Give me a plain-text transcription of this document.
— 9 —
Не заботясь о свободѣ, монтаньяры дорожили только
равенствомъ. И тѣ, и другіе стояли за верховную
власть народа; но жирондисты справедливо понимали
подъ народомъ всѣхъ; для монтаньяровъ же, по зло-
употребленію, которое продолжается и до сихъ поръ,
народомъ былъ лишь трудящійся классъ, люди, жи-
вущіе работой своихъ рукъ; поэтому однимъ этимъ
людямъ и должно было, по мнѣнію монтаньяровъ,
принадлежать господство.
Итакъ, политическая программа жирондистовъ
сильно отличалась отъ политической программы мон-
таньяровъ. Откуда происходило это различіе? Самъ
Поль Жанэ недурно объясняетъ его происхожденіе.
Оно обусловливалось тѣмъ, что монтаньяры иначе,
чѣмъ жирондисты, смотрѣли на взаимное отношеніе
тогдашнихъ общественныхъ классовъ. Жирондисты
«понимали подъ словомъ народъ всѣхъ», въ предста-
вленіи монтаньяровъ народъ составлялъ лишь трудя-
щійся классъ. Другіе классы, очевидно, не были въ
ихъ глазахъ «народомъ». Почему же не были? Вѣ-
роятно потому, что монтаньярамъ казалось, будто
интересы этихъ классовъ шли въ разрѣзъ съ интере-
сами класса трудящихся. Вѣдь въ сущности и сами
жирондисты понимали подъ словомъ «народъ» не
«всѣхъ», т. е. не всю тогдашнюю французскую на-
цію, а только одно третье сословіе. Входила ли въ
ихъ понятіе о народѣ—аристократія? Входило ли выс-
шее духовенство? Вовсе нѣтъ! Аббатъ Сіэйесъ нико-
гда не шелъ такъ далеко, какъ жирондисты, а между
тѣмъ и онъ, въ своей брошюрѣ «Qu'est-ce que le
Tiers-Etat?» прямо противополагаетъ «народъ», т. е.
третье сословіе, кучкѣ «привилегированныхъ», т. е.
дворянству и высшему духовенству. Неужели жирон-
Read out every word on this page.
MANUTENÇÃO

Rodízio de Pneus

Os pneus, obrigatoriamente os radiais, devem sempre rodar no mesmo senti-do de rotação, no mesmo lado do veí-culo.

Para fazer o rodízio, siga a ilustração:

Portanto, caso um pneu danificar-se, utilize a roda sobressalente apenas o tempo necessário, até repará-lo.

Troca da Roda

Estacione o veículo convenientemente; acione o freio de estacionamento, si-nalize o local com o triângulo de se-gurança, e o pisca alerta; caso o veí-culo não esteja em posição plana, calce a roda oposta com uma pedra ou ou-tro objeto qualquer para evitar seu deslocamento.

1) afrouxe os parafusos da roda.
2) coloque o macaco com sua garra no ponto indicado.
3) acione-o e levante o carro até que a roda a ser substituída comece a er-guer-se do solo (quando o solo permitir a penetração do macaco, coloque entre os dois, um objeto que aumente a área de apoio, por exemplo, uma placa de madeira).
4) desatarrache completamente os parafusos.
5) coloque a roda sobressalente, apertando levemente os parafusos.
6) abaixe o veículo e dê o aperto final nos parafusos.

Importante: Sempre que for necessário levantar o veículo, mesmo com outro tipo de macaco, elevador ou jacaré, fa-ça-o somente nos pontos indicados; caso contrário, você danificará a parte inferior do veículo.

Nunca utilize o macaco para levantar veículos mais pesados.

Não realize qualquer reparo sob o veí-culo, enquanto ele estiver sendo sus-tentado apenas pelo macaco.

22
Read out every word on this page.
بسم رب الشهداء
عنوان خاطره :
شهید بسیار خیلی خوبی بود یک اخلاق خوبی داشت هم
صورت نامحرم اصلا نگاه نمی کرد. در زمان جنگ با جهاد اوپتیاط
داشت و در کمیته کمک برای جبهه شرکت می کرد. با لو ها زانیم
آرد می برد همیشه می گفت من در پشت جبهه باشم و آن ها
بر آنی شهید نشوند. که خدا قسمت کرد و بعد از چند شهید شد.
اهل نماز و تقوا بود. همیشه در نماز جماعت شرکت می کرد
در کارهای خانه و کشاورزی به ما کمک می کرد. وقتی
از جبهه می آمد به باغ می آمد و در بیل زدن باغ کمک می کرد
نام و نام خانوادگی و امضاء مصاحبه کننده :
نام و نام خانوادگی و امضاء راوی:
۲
******************************
## Aim
Give the number of lines in the entries that hold the word "sobressalente", and nothing else.

## Final answer
2